> TASK REQUIREMENTS:
Locate each line of the material that contains "Principal", then return it.

> RECORD EXCERPTS:
** begin **
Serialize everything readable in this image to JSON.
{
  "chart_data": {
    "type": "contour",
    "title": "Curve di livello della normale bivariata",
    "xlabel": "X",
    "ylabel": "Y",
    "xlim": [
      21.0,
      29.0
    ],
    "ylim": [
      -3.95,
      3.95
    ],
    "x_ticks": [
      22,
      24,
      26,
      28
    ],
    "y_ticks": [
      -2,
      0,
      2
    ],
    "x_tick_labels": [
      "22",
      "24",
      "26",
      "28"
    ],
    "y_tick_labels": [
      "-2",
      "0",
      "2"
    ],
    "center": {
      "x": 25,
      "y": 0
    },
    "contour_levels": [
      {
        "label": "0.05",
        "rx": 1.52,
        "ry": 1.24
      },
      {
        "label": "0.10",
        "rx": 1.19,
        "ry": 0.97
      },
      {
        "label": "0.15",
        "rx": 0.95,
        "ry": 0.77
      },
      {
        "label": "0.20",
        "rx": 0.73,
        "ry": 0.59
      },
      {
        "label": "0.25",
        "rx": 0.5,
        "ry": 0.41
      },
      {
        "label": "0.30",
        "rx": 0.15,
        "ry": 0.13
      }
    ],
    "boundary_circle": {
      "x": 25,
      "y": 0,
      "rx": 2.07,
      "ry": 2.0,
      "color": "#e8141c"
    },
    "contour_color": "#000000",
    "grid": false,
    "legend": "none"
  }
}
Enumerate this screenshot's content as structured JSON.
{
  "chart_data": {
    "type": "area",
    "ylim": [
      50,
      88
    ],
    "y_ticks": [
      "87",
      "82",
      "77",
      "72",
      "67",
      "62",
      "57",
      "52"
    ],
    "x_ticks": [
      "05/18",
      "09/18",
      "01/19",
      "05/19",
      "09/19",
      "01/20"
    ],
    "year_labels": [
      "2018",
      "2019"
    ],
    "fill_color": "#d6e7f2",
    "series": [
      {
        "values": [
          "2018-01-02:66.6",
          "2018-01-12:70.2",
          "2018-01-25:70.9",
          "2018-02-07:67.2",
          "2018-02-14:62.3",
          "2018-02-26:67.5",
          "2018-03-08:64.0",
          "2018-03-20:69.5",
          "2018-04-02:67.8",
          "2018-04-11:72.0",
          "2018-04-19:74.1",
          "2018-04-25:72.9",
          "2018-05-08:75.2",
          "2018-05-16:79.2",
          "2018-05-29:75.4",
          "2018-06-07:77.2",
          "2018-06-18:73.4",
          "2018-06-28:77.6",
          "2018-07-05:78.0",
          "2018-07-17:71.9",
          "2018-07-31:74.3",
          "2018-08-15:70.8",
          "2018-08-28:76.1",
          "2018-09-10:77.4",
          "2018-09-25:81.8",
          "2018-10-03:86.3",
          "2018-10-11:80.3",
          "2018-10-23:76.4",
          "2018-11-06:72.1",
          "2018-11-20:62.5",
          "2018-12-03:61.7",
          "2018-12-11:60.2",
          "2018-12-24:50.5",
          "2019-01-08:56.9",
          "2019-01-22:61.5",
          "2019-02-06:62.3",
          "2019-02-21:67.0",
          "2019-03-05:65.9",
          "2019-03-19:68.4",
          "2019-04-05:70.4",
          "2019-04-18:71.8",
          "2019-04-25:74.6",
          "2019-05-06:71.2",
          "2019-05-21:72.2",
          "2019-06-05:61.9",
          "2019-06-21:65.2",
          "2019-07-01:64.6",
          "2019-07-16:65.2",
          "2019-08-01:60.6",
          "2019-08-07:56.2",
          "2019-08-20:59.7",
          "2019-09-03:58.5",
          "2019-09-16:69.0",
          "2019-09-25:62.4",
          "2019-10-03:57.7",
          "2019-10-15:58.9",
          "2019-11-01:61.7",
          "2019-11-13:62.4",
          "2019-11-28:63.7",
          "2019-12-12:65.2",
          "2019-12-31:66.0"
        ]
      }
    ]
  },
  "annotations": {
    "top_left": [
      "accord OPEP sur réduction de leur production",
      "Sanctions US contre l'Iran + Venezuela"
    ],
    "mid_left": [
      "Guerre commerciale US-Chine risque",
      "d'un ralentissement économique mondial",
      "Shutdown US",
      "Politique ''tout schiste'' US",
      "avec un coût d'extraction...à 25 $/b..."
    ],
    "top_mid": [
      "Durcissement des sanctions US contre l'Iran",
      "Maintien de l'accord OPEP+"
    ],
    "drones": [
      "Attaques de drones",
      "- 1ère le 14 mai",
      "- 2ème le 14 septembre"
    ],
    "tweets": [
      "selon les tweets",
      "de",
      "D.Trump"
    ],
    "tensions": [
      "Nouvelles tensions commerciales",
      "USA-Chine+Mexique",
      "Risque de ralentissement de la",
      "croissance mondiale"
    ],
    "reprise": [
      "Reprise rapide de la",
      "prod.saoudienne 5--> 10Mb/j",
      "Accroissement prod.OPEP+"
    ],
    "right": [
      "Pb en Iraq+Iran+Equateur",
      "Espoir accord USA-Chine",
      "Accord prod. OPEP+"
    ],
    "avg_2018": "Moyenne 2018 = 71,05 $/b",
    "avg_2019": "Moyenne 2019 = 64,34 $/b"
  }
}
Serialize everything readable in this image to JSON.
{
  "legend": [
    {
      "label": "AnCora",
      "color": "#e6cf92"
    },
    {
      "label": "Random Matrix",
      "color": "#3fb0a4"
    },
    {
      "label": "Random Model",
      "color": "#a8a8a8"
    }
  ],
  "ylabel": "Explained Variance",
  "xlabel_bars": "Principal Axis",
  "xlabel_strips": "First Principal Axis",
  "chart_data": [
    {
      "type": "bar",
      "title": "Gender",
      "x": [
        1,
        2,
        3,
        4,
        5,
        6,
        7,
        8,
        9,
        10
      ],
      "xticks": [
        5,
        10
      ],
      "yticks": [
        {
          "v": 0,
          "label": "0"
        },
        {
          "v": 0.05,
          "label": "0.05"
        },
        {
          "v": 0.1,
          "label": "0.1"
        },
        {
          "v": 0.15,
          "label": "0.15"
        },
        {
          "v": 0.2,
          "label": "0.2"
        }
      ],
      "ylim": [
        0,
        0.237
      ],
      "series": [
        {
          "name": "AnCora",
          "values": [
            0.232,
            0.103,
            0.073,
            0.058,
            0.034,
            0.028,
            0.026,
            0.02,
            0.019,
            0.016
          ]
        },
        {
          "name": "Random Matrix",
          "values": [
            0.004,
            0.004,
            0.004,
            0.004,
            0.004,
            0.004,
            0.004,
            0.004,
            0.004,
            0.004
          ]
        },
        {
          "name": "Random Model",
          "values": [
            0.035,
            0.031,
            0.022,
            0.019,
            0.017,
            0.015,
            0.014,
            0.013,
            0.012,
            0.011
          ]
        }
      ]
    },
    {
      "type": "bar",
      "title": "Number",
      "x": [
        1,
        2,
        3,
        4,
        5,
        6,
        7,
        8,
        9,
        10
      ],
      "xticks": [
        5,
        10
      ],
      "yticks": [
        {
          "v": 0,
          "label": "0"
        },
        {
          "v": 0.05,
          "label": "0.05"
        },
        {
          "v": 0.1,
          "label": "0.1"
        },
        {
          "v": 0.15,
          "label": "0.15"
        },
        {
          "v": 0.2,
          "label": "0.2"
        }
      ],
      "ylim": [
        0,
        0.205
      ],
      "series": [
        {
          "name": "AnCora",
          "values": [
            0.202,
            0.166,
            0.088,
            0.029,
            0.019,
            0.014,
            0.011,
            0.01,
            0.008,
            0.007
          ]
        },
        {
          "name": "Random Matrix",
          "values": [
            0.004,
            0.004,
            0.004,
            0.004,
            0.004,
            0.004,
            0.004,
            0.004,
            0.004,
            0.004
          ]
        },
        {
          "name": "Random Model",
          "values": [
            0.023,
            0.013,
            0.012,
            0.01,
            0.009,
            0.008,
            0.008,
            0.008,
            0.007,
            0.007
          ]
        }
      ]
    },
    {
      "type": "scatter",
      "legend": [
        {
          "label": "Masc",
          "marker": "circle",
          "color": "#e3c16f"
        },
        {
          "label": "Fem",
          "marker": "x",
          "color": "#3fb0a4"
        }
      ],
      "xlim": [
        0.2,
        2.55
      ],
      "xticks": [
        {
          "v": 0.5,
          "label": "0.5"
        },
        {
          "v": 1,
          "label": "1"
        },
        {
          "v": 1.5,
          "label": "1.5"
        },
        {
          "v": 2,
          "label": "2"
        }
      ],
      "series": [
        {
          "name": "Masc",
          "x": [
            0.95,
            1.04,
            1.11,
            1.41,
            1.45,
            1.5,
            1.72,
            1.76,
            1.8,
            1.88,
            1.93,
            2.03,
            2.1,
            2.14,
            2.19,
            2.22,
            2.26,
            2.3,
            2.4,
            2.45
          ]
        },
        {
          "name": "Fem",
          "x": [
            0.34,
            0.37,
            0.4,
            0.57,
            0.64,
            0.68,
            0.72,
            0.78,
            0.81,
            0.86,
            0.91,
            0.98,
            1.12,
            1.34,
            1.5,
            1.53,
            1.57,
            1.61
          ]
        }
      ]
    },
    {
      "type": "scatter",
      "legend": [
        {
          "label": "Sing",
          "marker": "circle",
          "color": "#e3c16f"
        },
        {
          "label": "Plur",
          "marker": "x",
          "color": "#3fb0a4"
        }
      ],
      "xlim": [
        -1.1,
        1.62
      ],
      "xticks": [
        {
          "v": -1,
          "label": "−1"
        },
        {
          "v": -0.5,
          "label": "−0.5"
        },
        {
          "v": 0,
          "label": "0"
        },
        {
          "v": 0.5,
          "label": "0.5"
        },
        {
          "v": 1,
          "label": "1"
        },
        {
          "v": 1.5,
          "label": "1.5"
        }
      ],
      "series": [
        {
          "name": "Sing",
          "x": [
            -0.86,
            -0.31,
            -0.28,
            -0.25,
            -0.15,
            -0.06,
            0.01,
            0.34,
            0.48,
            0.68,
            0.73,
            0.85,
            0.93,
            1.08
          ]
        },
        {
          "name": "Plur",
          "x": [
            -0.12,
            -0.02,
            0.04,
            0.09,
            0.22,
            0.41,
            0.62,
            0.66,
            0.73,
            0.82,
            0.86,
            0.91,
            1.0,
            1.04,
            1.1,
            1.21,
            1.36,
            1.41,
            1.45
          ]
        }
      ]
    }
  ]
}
** end **
> WRITTEN REPLY:
  "xlabel_bars": "Principal Axis",
  "xlabel_strips": "First Principal Axis",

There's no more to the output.